- The problem
Output all lines exactly, with nothing added or dropped.

- Extracted records
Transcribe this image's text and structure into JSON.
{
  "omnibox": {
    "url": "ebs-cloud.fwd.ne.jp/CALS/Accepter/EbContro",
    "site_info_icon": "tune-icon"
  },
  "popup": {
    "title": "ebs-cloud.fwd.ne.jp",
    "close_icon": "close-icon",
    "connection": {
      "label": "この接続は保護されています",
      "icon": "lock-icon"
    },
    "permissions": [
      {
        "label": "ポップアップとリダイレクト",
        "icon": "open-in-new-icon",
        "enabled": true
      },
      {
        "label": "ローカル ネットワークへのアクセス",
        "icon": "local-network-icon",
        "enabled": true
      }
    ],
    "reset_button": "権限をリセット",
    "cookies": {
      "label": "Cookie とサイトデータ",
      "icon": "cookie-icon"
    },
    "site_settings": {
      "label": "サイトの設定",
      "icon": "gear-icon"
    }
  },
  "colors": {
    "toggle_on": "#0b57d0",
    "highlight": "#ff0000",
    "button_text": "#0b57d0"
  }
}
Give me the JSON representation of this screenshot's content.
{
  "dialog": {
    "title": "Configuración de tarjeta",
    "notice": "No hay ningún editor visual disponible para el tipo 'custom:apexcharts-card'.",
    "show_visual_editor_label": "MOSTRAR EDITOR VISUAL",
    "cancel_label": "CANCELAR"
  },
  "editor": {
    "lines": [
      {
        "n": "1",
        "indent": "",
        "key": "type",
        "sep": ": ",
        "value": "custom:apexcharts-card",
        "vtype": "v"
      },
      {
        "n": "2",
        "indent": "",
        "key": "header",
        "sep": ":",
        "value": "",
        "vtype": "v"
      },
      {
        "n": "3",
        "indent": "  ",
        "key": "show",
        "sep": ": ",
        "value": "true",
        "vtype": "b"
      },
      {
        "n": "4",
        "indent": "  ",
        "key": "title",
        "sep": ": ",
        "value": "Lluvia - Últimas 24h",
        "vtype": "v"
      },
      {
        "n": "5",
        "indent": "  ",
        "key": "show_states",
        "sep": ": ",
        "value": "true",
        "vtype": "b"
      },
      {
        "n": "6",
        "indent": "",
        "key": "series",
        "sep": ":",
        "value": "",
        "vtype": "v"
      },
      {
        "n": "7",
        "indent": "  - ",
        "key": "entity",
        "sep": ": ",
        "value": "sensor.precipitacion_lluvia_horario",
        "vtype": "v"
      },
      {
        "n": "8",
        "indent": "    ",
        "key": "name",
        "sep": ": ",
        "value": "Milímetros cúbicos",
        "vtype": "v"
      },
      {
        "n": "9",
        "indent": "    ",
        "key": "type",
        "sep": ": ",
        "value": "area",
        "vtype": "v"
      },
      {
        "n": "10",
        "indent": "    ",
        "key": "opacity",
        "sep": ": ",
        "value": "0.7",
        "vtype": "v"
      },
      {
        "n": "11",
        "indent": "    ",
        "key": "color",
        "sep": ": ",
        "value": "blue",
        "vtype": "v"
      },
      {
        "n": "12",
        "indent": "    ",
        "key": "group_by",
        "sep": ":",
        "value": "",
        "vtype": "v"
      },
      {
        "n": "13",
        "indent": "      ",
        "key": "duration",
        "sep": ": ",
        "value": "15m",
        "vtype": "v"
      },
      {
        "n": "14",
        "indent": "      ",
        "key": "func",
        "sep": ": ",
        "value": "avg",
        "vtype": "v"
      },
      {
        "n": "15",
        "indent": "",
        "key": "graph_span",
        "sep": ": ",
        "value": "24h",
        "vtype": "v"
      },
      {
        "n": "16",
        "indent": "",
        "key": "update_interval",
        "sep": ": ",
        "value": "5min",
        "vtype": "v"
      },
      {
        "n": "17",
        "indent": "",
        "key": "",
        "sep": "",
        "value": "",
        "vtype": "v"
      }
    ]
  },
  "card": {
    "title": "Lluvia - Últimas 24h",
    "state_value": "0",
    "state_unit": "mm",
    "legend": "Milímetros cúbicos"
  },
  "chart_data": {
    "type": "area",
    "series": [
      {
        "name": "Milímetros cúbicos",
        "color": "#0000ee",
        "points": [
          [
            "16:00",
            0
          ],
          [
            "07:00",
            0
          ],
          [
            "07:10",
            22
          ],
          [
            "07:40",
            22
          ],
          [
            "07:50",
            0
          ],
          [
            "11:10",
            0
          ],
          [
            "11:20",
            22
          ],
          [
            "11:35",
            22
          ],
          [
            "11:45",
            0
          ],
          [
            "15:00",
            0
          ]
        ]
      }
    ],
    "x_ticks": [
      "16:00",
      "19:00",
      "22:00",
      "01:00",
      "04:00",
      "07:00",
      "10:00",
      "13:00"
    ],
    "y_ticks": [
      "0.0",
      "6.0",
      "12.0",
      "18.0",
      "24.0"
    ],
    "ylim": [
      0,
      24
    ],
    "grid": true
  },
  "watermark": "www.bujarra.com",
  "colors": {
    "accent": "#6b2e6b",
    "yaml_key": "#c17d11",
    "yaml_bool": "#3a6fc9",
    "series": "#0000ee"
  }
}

- Written answer
Transcribe this image's text and structure into JSON.
{
  "omnibox": {
    "url": "ebs-cloud.fwd.ne.jp/CALS/Accepter/EbContro",
    "site_info_icon": "tune-icon"
  },
  "popup": {
    "title": "ebs-cloud.fwd.ne.jp",
    "close_icon": "close-icon",
    "connection": {
      "label": "この接続は保護されています",
      "icon": "lock-icon"
    },
    "permissions": [
      {
        "label": "ポップアップとリダイレクト",
        "icon": "open-in-new-icon",
        "enabled": true
      },
      {
        "label": "ローカル ネットワークへのアクセス",
        "icon": "local-network-icon",
        "enabled": true
      }
    ],
    "reset_button": "権限をリセット",
    "cookies": {
      "label": "Cookie とサイトデータ",
      "icon": "cookie-icon"
    },
    "site_settings": {
      "label": "サイトの設定",
      "icon": "gear-icon"
    }
  },
  "colors": {
    "toggle_on": "#0b57d0",
    "highlight": "#ff0000",
    "button_text": "#0b57d0"
  }
}
Give me the JSON representation of this screenshot's content.
{
  "dialog": {
    "title": "Configuración de tarjeta",
    "notice": "No hay ningún editor visual disponible para el tipo 'custom:apexcharts-card'.",
    "show_visual_editor_label": "MOSTRAR EDITOR VISUAL",
    "cancel_label": "CANCELAR"
  },
  "editor": {
    "lines": [
      {
        "n": "1",
        "indent": "",
        "key": "type",
        "sep": ": ",
        "value": "custom:apexcharts-card",
        "vtype": "v"
      },
      {
        "n": "2",
        "indent": "",
        "key": "header",
        "sep": ":",
        "value": "",
        "vtype": "v"
      },
      {
        "n": "3",
        "indent": "  ",
        "key": "show",
        "sep": ": ",
        "value": "true",
        "vtype": "b"
      },
      {
        "n": "4",
        "indent": "  ",
        "key": "title",
        "sep": ": ",
        "value": "Lluvia - Últimas 24h",
        "vtype": "v"
      },
      {
        "n": "5",
        "indent": "  ",
        "key": "show_states",
        "sep": ": ",
        "value": "true",
        "vtype": "b"
      },
      {
        "n": "6",
        "indent": "",
        "key": "series",
        "sep": ":",
        "value": "",
        "vtype": "v"
      },
      {
        "n": "7",
        "indent": "  - ",
        "key": "entity",
        "sep": ": ",
        "value": "sensor.precipitacion_lluvia_horario",
        "vtype": "v"
      },
      {
        "n": "8",
        "indent": "    ",
        "key": "name",
        "sep": ": ",
        "value": "Milímetros cúbicos",
        "vtype": "v"
      },
      {
        "n": "9",
        "indent": "    ",
        "key": "type",
        "sep": ": ",
        "value": "area",
        "vtype": "v"
      },
      {
        "n": "10",
        "indent": "    ",
        "key": "opacity",
        "sep": ": ",
        "value": "0.7",
        "vtype": "v"
      },
      {
        "n": "11",
        "indent": "    ",
        "key": "color",
        "sep": ": ",
        "value": "blue",
        "vtype": "v"
      },
      {
        "n": "12",
        "indent": "    ",
        "key": "group_by",
        "sep": ":",
        "value": "",
        "vtype": "v"
      },
      {
        "n": "13",
        "indent": "      ",
        "key": "duration",
        "sep": ": ",
        "value": "15m",
        "vtype": "v"
      },
      {
        "n": "14",
        "indent": "      ",
        "key": "func",
        "sep": ": ",
        "value": "avg",
        "vtype": "v"
      },
      {
        "n": "15",
        "indent": "",
        "key": "graph_span",
        "sep": ": ",
        "value": "24h",
        "vtype": "v"
      },
      {
        "n": "16",
        "indent": "",
        "key": "update_interval",
        "sep": ": ",
        "value": "5min",
        "vtype": "v"
      },
      {
        "n": "17",
        "indent": "",
        "key": "",
        "sep": "",
        "value": "",
        "vtype": "v"
      }
    ]
  },
  "card": {
    "title": "Lluvia - Últimas 24h",
    "state_value": "0",
    "state_unit": "mm",
    "legend": "Milímetros cúbicos"
  },
  "chart_data": {
    "type": "area",
    "series": [
      {
        "name": "Milímetros cúbicos",
        "color": "#0000ee",
        "points": [
          [
            "16:00",
            0
          ],
          [
            "07:00",
            0
          ],
          [
            "07:10",
            22
          ],
          [
            "07:40",
            22
          ],
          [
            "07:50",
            0
          ],
          [
            "11:10",
            0
          ],
          [
            "11:20",
            22
          ],
          [
            "11:35",
            22
          ],
          [
            "11:45",
            0
          ],
          [
            "15:00",
            0
          ]
        ]
      }
    ],
    "x_ticks": [
      "16:00",
      "19:00",
      "22:00",
      "01:00",
      "04:00",
      "07:00",
      "10:00",
      "13:00"
    ],
    "y_ticks": [
      "0.0",
      "6.0",
      "12.0",
      "18.0",
      "24.0"
    ],
    "ylim": [
      0,
      24
    ],
    "grid": true
  },
  "watermark": "www.bujarra.com",
  "colors": {
    "accent": "#6b2e6b",
    "yaml_key": "#c17d11",
    "yaml_bool": "#3a6fc9",
    "series": "#0000ee"
  }
}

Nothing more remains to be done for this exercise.